> **Task statement**: Transcribe the material exactly. Images do not belong in the copy.

> **Supplied data**:

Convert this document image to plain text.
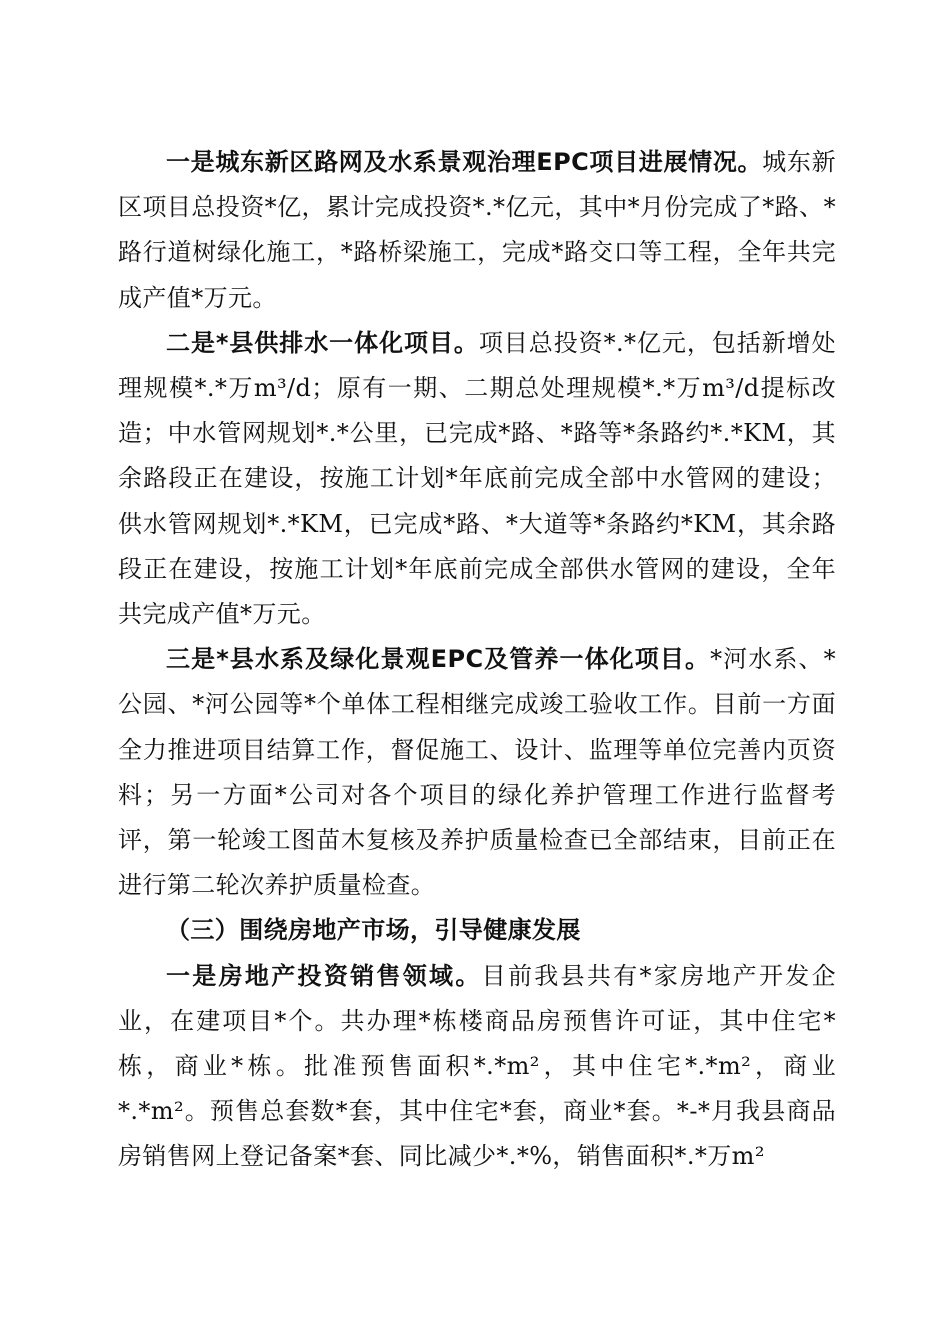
一是城东新区路网及水系景观治理EPC项目进展情况。城东新区项目总投资*亿，累计完成投资*.*亿元，其中*月份完成了*路、*路行道树绿化施工，*路桥梁施工，完成*路交口等工程，全年共完成产值*万元。

二是*县供排水一体化项目。项目总投资*.*亿元，包括新增处理规模*.*万m³/d；原有一期、二期总处理规模*.*万m³/d提标改造；中水管网规划*.*公里，已完成*路、*路等*条路约*.*KM，其余路段正在建设，按施工计划*年底前完成全部中水管网的建设；供水管网规划*.*KM，已完成*路、*大道等*条路约*KM，其余路段正在建设，按施工计划*年底前完成全部供水管网的建设，全年共完成产值*万元。

三是*县水系及绿化景观EPC及管养一体化项目。*河水系、*公园、*河公园等*个单体工程相继完成竣工验收工作。目前一方面全力推进项目结算工作，督促施工、设计、监理等单位完善内页资料；另一方面*公司对各个项目的绿化养护管理工作进行监督考评，第一轮竣工图苗木复核及养护质量检查已全部结束，目前正在进行第二轮次养护质量检查。

（三）围绕房地产市场，引导健康发展

一是房地产投资销售领域。目前我县共有*家房地产开发企业，在建项目*个。共办理*栋楼商品房预售许可证，其中住宅*栋，商业*栋。批准预售面积*.*m²，其中住宅*.*m²，商业*.*m²。预售总套数*套，其中住宅*套，商业*套。*-*月我县商品房销售网上登记备案*套、同比减少*.*%，销售面积*.*万m²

> **Output for this exercise**:
Convert this document image to plain text.
一是城东新区路网及水系景观治理EPC项目进展情况。城东新区项目总投资*亿，累计完成投资*.*亿元，其中*月份完成了*路、*路行道树绿化施工，*路桥梁施工，完成*路交口等工程，全年共完成产值*万元。

二是*县供排水一体化项目。项目总投资*.*亿元，包括新增处理规模*.*万m³/d；原有一期、二期总处理规模*.*万m³/d提标改造；中水管网规划*.*公里，已完成*路、*路等*条路约*.*KM，其余路段正在建设，按施工计划*年底前完成全部中水管网的建设；供水管网规划*.*KM，已完成*路、*大道等*条路约*KM，其余路段正在建设，按施工计划*年底前完成全部供水管网的建设，全年共完成产值*万元。

三是*县水系及绿化景观EPC及管养一体化项目。*河水系、*公园、*河公园等*个单体工程相继完成竣工验收工作。目前一方面全力推进项目结算工作，督促施工、设计、监理等单位完善内页资料；另一方面*公司对各个项目的绿化养护管理工作进行监督考评，第一轮竣工图苗木复核及养护质量检查已全部结束，目前正在进行第二轮次养护质量检查。

（三）围绕房地产市场，引导健康发展

一是房地产投资销售领域。目前我县共有*家房地产开发企业，在建项目*个。共办理*栋楼商品房预售许可证，其中住宅*栋，商业*栋。批准预售面积*.*m²，其中住宅*.*m²，商业*.*m²。预售总套数*套，其中住宅*套，商业*套。*-*月我县商品房销售网上登记备案*套、同比减少*.*%，销售面积*.*万m²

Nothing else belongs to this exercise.